TASK: Say how many lines of the material below contain the word "الضفتين", with no other words.

-- START --

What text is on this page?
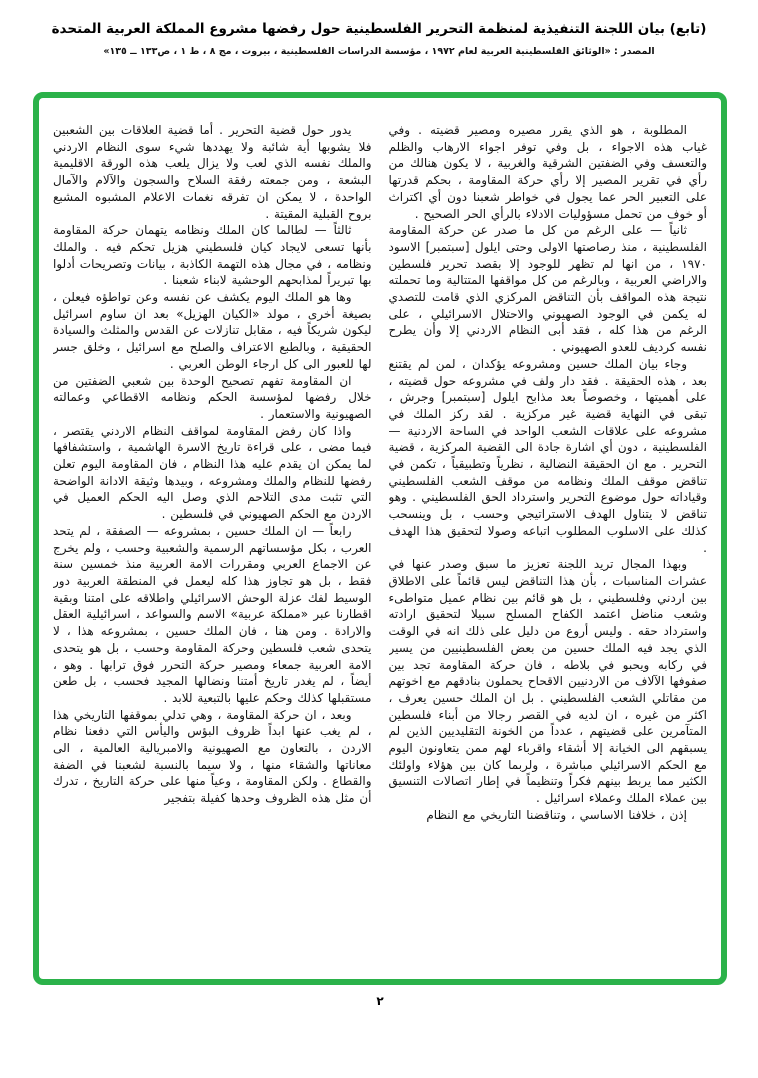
(تابع) بيان اللجنة التنفيذية لمنظمة التحرير الفلسطينية حول رفضها مشروع المملكة العربية المتحدة
المصدر : «الوثائق الفلسطينية العربية لعام ١٩٧٢ ، مؤسسة الدراسات الفلسطينية ، بيروت ، مج ٨ ، ط ١ ، ص١٣٣ ــ ١٣٥»

المطلوبة ، هو الذي يقرر مصيره ومصير قضيته . وفي غياب هذه الاجواء ، بل وفي توفر اجواء الارهاب والظلم والتعسف وفي الضفتين الشرقية والغربية ، لا يكون هنالك من رأي في تقرير المصير إلا رأي حركة المقاومة ، بحكم قدرتها على التعبير الحر عما يجول في خواطر شعبنا دون أي اكتراث أو خوف من تحمل مسؤوليات الادلاء بالرأي الحر الصحيح .

ثانياً — على الرغم من كل ما صدر عن حركة المقاومة الفلسطينية ، منذ رصاصتها الاولى وحتى ايلول [سبتمبر] الاسود ١٩٧٠ ، من انها لم تظهر للوجود إلا بقصد تحرير فلسطين والاراضي العربية ، وبالرغم من كل مواقفها المتتالية وما تحملته نتيجة هذه المواقف بأن التناقض المركزي الذي قامت للتصدي له يكمن في الوجود الصهيوني والاحتلال الاسرائيلي ، على الرغم من هذا كله ، فقد أبى النظام الاردني إلا وأن يطرح نفسه كرديف للعدو الصهيوني .

وجاء بيان الملك حسين ومشروعه يؤكدان ، لمن لم يقتنع بعد ، هذه الحقيقة . فقد دار ولف في مشروعه حول قضيته ، على أهميتها ، وخصوصاً بعد مذابح ايلول [سبتمبر] وجرش ، تبقى في النهاية قضية غير مركزية . لقد ركز الملك في مشروعه على علاقات الشعب الواحد في الساحة الاردنية — الفلسطينية ، دون أي اشارة جادة الى القضية المركزية ، قضية التحرير . مع ان الحقيقة النضالية ، نظرياً وتطبيقياً ، تكمن في تناقض موقف الملك ونظامه من موقف الشعب الفلسطيني وقياداته حول موضوع التحرير واسترداد الحق الفلسطيني . وهو تناقض لا يتناول الهدف الاستراتيجي وحسب ، بل وينسحب كذلك على الاسلوب المطلوب اتباعه وصولا لتحقيق هذا الهدف .

وبهذا المجال تريد اللجنة تعزيز ما سبق وصدر عنها في عشرات المناسبات ، بأن هذا التناقض ليس قائماً على الاطلاق بين اردني وفلسطيني ، بل هو قائم بين نظام عميل متواطىء وشعب مناضل اعتمد الكفاح المسلح سبيلا لتحقيق ارادته واسترداد حقه . وليس أروع من دليل على ذلك انه في الوقت الذي يجد فيه الملك حسين من بعض الفلسطينيين من يسير في ركابه ويحبو في بلاطه ، فان حركة المقاومة تجد بين صفوفها الآلاف من الاردنيين الاقحاح يحملون بنادقهم مع اخوتهم من مقاتلي الشعب الفلسطيني . بل ان الملك حسين يعرف ، اكثر من غيره ، ان لديه في القصر رجالا من أبناء فلسطين المتآمرين على قضيتهم ، عدداً من الخونة التقليديين الذين لم يسبقهم الى الخيانة إلا أشقاء واقرباء لهم ممن يتعاونون اليوم مع الحكم الاسرائيلي مباشرة ، ولربما كان بين هؤلاء واولئك الكثير مما يربط بينهم فكراً وتنظيماً في إطار اتصالات التنسيق بين عملاء الملك وعملاء اسرائيل .

إذن ، خلافنا الاساسي ، وتناقضنا التاريخي مع النظام

يدور حول قضية التحرير . أما قضية العلاقات بين الشعبين فلا يشوبها أية شائبة ولا يهددها شيء سوى النظام الاردني والملك نفسه الذي لعب ولا يزال يلعب هذه الورقة الاقليمية البشعة ، ومن جمعته رفقة السلاح والسجون والآلام والآمال الواحدة ، لا يمكن ان تفرقه نغمات الاعلام المشبوه المشبع بروح القبلية المقيتة .

ثالثاً — لطالما كان الملك ونظامه يتهمان حركة المقاومة بأنها تسعى لايجاد كيان فلسطيني هزيل تحكم فيه . والملك ونظامه ، في مجال هذه التهمة الكاذبة ، بيانات وتصريحات أدلوا بها تبريراً لمذابحهم الوحشية لابناء شعبنا .

وها هو الملك اليوم يكشف عن نفسه وعن تواطؤه فيعلن ، بصيغة أخرى ، مولد «الكيان الهزيل» بعد ان ساوم اسرائيل ليكون شريكاً فيه ، مقابل تنازلات عن القدس والمثلث والسيادة الحقيقية ، وبالطبع الاعتراف والصلح مع اسرائيل ، وخلق جسر لها للعبور الى كل ارجاء الوطن العربي .

ان المقاومة تفهم تصحيح الوحدة بين شعبي الضفتين من خلال رفضها لمؤسسة الحكم ونظامه الاقطاعي وعمالته الصهيونية والاستعمار .

واذا كان رفض المقاومة لمواقف النظام الاردني يقتصر ، فيما مضى ، على قراءة تاريخ الاسرة الهاشمية ، واستشفافها لما يمكن ان يقدم عليه هذا النظام ، فان المقاومة اليوم تعلن رفضها للنظام والملك ومشروعه ، وبيدها وثيقة الادانة الواضحة التي تثبت مدى التلاحم الذي وصل اليه الحكم العميل في الاردن مع الحكم الصهيوني في فلسطين .

رابعاً — ان الملك حسين ، بمشروعه — الصفقة ، لم يتحد العرب ، بكل مؤسساتهم الرسمية والشعبية وحسب ، ولم يخرج عن الاجماع العربي ومقررات الامة العربية منذ خمسين سنة فقط ، بل هو تجاوز هذا كله ليعمل في المنطقة العربية دور الوسيط لفك عزلة الوحش الاسرائيلي واطلاقه على امتنا وبقية اقطارنا عبر «مملكة عربية» الاسم والسواعد ، اسرائيلية العقل والارادة . ومن هنا ، فان الملك حسين ، بمشروعه هذا ، لا يتحدى شعب فلسطين وحركة المقاومة وحسب ، بل هو يتحدى الامة العربية جمعاء ومصير حركة التحرر فوق ترابها . وهو ، أيضاً ، لم يغدر تاريخ أمتنا ونضالها المجيد فحسب ، بل طعن مستقبلها كذلك وحكم عليها بالتبعية للابد .

وبعد ، ان حركة المقاومة ، وهي تدلي بموقفها التاريخي هذا ، لم يغب عنها ابداً ظروف البؤس واليأس التي دفعنا نظام الاردن ، بالتعاون مع الصهيونية والامبريالية العالمية ، الى معاناتها والشقاء منها ، ولا سيما بالنسبة لشعبنا في الضفة والقطاع . ولكن المقاومة ، وعياً منها على حركة التاريخ ، تدرك أن مثل هذه الظروف وحدها كفيلة بتفجير

٢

-- END --

FINAL ANSWER: 2